EXERCISE TASK: Word for word, transcribe the lines below and drop the pictures.

EXERCISE MATERIAL:
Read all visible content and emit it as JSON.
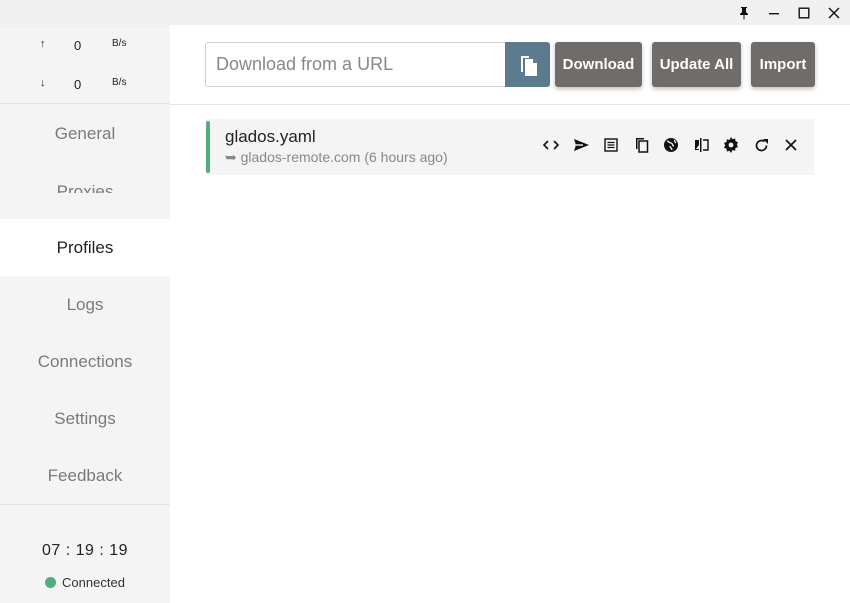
{
  "traffic": {
    "up": {
      "arrow": "↑",
      "value": "0",
      "unit": "B/s"
    },
    "down": {
      "arrow": "↓",
      "value": "0",
      "unit": "B/s"
    }
  },
  "nav": [
    {
      "label": "General"
    },
    {
      "label": "Proxies"
    },
    {
      "label": "Profiles",
      "active": true
    },
    {
      "label": "Logs"
    },
    {
      "label": "Connections"
    },
    {
      "label": "Settings"
    },
    {
      "label": "Feedback"
    }
  ],
  "clock": "07 : 19 : 19",
  "status": {
    "label": "Connected",
    "color": "#4caf7d"
  },
  "toolbar": {
    "url_placeholder": "Download from a URL",
    "download_label": "Download",
    "update_all_label": "Update All",
    "import_label": "Import"
  },
  "profile": {
    "name": "glados.yaml",
    "source": "➥ glados-remote.com (6 hours ago)",
    "accent_color": "#4caf7d",
    "actions": [
      "code-icon",
      "send-icon",
      "list-icon",
      "copy-icon",
      "globe-icon",
      "compare-icon",
      "gear-icon",
      "refresh-icon",
      "close-icon"
    ]
  },
  "colors": {
    "paste_button": "#5c7a8e",
    "gray_button": "#706c6a",
    "sidebar_bg": "#f4f4f4"
  }
}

RESULT BELOW:
Read all visible content and emit it as JSON.
{
  "traffic": {
    "up": {
      "arrow": "↑",
      "value": "0",
      "unit": "B/s"
    },
    "down": {
      "arrow": "↓",
      "value": "0",
      "unit": "B/s"
    }
  },
  "nav": [
    {
      "label": "General"
    },
    {
      "label": "Proxies"
    },
    {
      "label": "Profiles",
      "active": true
    },
    {
      "label": "Logs"
    },
    {
      "label": "Connections"
    },
    {
      "label": "Settings"
    },
    {
      "label": "Feedback"
    }
  ],
  "clock": "07 : 19 : 19",
  "status": {
    "label": "Connected",
    "color": "#4caf7d"
  },
  "toolbar": {
    "url_placeholder": "Download from a URL",
    "download_label": "Download",
    "update_all_label": "Update All",
    "import_label": "Import"
  },
  "profile": {
    "name": "glados.yaml",
    "source": "➥ glados-remote.com (6 hours ago)",
    "accent_color": "#4caf7d",
    "actions": [
      "code-icon",
      "send-icon",
      "list-icon",
      "copy-icon",
      "globe-icon",
      "compare-icon",
      "gear-icon",
      "refresh-icon",
      "close-icon"
    ]
  },
  "colors": {
    "paste_button": "#5c7a8e",
    "gray_button": "#706c6a",
    "sidebar_bg": "#f4f4f4"
  }
}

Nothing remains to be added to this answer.